* START Dataset extract *

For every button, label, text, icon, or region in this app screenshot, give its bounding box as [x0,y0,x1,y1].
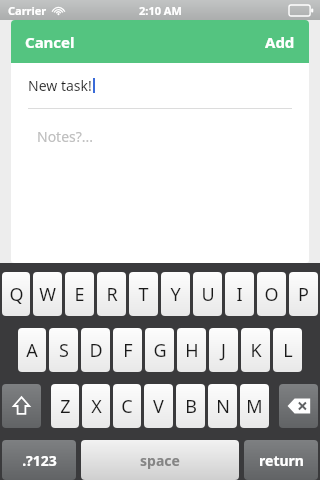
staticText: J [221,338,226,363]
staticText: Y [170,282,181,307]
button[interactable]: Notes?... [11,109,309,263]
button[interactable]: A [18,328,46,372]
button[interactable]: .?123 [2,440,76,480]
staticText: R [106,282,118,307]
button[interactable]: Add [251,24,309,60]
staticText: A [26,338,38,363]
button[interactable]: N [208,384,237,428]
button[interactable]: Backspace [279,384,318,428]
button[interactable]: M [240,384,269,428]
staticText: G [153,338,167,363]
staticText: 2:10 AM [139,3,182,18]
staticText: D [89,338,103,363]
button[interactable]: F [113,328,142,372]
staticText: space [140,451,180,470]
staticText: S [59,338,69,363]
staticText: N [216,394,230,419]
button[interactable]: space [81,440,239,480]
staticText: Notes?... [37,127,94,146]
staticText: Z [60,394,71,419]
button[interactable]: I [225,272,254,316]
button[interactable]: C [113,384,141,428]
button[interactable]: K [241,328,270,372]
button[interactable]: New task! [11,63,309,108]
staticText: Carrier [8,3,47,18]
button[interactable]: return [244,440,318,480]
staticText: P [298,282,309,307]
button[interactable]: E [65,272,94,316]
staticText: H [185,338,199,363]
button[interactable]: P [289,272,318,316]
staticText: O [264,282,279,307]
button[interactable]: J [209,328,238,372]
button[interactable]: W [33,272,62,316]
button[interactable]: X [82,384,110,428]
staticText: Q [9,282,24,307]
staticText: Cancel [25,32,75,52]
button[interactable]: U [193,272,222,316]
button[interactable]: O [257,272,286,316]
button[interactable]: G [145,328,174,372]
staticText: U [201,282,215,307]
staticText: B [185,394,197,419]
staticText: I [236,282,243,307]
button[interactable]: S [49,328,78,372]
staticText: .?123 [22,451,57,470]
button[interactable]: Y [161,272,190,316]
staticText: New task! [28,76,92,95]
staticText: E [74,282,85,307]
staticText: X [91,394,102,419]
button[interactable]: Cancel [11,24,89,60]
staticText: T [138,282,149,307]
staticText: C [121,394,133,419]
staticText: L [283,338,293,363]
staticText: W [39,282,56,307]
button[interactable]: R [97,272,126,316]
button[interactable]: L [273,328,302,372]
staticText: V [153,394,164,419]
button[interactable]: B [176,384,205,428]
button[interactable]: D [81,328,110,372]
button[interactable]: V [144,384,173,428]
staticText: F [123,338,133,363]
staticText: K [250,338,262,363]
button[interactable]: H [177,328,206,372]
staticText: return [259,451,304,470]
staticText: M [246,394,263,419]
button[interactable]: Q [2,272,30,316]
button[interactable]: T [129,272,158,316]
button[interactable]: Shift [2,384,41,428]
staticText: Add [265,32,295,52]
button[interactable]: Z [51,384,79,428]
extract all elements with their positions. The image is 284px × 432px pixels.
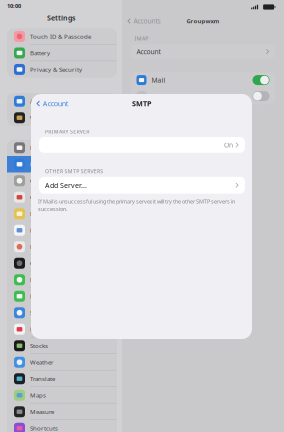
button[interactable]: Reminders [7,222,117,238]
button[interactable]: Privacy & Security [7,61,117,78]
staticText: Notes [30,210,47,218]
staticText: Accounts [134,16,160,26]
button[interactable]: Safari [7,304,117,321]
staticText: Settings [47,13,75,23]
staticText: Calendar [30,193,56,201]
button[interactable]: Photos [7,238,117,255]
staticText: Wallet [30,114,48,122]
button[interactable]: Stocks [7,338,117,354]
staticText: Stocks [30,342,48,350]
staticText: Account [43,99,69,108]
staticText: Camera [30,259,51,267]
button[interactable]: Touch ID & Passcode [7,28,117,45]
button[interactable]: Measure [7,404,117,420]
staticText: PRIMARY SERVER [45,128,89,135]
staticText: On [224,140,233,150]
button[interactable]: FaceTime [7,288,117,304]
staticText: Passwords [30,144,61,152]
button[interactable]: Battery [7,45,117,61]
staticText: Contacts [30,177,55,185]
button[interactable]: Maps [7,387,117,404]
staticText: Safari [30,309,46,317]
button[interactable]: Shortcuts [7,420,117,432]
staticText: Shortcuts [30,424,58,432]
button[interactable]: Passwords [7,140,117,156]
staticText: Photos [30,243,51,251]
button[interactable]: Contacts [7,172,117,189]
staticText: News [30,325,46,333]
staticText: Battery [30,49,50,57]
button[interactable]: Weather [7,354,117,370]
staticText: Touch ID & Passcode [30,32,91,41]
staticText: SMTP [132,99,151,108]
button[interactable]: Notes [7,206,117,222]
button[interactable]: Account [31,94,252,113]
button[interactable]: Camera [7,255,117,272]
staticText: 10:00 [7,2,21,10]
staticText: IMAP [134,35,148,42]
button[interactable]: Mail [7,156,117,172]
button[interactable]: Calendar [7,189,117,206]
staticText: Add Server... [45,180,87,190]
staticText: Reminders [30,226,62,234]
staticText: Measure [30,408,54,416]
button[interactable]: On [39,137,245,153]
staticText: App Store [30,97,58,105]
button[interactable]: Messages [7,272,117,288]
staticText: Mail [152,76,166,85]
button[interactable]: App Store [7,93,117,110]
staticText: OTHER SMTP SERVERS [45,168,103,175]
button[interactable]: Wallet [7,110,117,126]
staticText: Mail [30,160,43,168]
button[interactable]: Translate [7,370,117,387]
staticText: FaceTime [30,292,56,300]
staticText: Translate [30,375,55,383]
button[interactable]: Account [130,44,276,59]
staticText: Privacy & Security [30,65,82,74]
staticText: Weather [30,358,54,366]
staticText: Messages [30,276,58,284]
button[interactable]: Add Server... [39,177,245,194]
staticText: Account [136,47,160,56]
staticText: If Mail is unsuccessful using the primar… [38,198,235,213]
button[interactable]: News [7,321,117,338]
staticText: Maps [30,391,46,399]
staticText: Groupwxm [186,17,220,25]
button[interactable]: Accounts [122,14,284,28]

* END Dataset extract *

_Aim_
Gather every line of the material above that contains the word "Calendar", matching case exactly.

_Solved exercise_
staticText: Calendar [30,193,56,201]
button[interactable]: Calendar [7,189,117,206]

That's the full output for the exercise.